Entries taken from a collection
----

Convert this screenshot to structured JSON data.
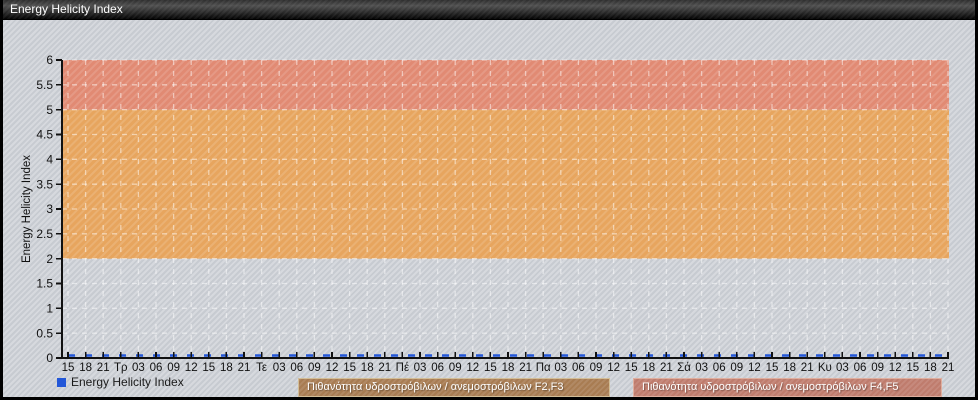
{
  "window": {
    "title": "Energy Helicity Index"
  },
  "chart_data": {
    "type": "line",
    "title": "Energy Helicity Index",
    "xlabel": "",
    "ylabel": "Energy Helicity Index",
    "ylim": [
      0,
      6
    ],
    "y_tick_labels": [
      "0",
      "0.5",
      "1",
      "1.5",
      "2",
      "2.5",
      "3",
      "3.5",
      "4",
      "4.5",
      "5",
      "5.5",
      "6"
    ],
    "x_tick_labels": [
      "15",
      "18",
      "21",
      "Τρ",
      "03",
      "06",
      "09",
      "12",
      "15",
      "18",
      "21",
      "Τε",
      "03",
      "06",
      "09",
      "12",
      "15",
      "18",
      "21",
      "Πέ",
      "03",
      "06",
      "09",
      "12",
      "15",
      "18",
      "21",
      "Πα",
      "03",
      "06",
      "09",
      "12",
      "15",
      "18",
      "21",
      "Σά",
      "03",
      "06",
      "09",
      "12",
      "15",
      "18",
      "21",
      "Κυ",
      "03",
      "06",
      "09",
      "12",
      "15",
      "18",
      "21"
    ],
    "grid": {
      "style": "dashed",
      "color": "#ffffff",
      "opacity": 0.5,
      "vertical_every_tick": true,
      "horizontal_every": 0.5
    },
    "background_bands": [
      {
        "from": 2,
        "to": 5,
        "color": "#e7a55e",
        "meaning": "Πιθανότητα υδροστρόβιλων / ανεμοστρόβιλων F2,F3"
      },
      {
        "from": 5,
        "to": 6,
        "color": "#e18a73",
        "meaning": "Πιθανότητα υδροστρόβιλων / ανεμοστρόβιλων F4,F5"
      }
    ],
    "series": [
      {
        "name": "Energy Helicity Index",
        "color": "#2357d8",
        "style": "dashed",
        "values": [
          0,
          0,
          0,
          0,
          0,
          0,
          0,
          0,
          0,
          0,
          0,
          0,
          0,
          0,
          0,
          0,
          0,
          0,
          0,
          0,
          0,
          0,
          0,
          0,
          0,
          0,
          0,
          0,
          0,
          0,
          0,
          0,
          0,
          0,
          0,
          0,
          0,
          0,
          0,
          0,
          0,
          0,
          0,
          0,
          0,
          0,
          0,
          0,
          0,
          0,
          0
        ]
      }
    ],
    "legend_position": "bottom-left"
  },
  "legend": {
    "label": "Energy Helicity Index",
    "marker_color": "#2357d8"
  },
  "band_labels": [
    {
      "text": "Πιθανότητα υδροστρόβιλων / ανεμοστρόβιλων F2,F3",
      "bg": "#a87c52",
      "border": "#d2bd97"
    },
    {
      "text": "Πιθανότητα υδροστρόβιλων / ανεμοστρόβιλων F4,F5",
      "bg": "#bf7c6d",
      "border": "#dfae9e"
    }
  ],
  "colors": {
    "page_bg": "#c7cbd1",
    "axis": "#111111"
  }
}
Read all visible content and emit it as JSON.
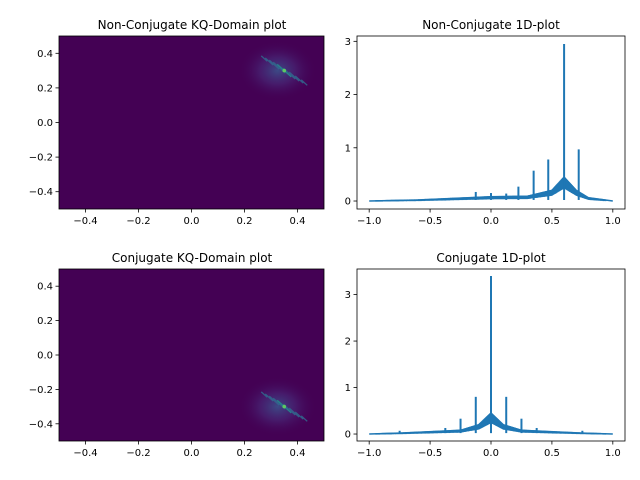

----

TASK –
Copy each line from the data above that includes "meaning".

THE REPLY –
        "meaning": "Πιθανότητα υδροστρόβιλων / ανεμοστρόβιλων F2,F3"
        "meaning": "Πιθανότητα υδροστρόβιλων / ανεμοστρόβιλων F4,F5"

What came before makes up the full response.